- **REQUIREMENTS**: Reproduce the entries exactly.

[Data entries]
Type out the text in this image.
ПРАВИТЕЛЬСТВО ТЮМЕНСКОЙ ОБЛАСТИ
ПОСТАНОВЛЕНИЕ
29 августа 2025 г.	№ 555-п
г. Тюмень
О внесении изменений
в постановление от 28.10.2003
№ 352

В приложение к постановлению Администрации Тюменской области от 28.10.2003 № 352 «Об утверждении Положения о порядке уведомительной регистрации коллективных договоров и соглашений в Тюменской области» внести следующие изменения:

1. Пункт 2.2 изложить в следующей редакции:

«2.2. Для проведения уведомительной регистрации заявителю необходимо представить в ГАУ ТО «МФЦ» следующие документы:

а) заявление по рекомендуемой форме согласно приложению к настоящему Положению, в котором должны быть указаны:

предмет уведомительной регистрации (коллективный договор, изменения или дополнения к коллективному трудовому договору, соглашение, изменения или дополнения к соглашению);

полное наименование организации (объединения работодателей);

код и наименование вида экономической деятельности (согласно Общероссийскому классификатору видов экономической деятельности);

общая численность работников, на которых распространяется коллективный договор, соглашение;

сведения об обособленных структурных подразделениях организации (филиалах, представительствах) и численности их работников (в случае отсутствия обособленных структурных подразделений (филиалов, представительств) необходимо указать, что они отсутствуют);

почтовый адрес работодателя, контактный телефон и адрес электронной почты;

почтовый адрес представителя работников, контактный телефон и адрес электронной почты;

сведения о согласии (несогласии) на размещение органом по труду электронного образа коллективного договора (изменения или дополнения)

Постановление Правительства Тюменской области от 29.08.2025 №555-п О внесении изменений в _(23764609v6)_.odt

- **RESPONSE TO THE TASK**:
Type out the text in this image.
ПРАВИТЕЛЬСТВО ТЮМЕНСКОЙ ОБЛАСТИ
ПОСТАНОВЛЕНИЕ
29 августа 2025 г.	№ 555-п
г. Тюмень
О внесении изменений
в постановление от 28.10.2003
№ 352

В приложение к постановлению Администрации Тюменской области от 28.10.2003 № 352 «Об утверждении Положения о порядке уведомительной регистрации коллективных договоров и соглашений в Тюменской области» внести следующие изменения:

1. Пункт 2.2 изложить в следующей редакции:

«2.2. Для проведения уведомительной регистрации заявителю необходимо представить в ГАУ ТО «МФЦ» следующие документы:

а) заявление по рекомендуемой форме согласно приложению к настоящему Положению, в котором должны быть указаны:

предмет уведомительной регистрации (коллективный договор, изменения или дополнения к коллективному трудовому договору, соглашение, изменения или дополнения к соглашению);

полное наименование организации (объединения работодателей);

код и наименование вида экономической деятельности (согласно Общероссийскому классификатору видов экономической деятельности);

общая численность работников, на которых распространяется коллективный договор, соглашение;

сведения об обособленных структурных подразделениях организации (филиалах, представительствах) и численности их работников (в случае отсутствия обособленных структурных подразделений (филиалов, представительств) необходимо указать, что они отсутствуют);

почтовый адрес работодателя, контактный телефон и адрес электронной почты;

почтовый адрес представителя работников, контактный телефон и адрес электронной почты;

сведения о согласии (несогласии) на размещение органом по труду электронного образа коллективного договора (изменения или дополнения)

Постановление Правительства Тюменской области от 29.08.2025 №555-п О внесении изменений в _(23764609v6)_.odt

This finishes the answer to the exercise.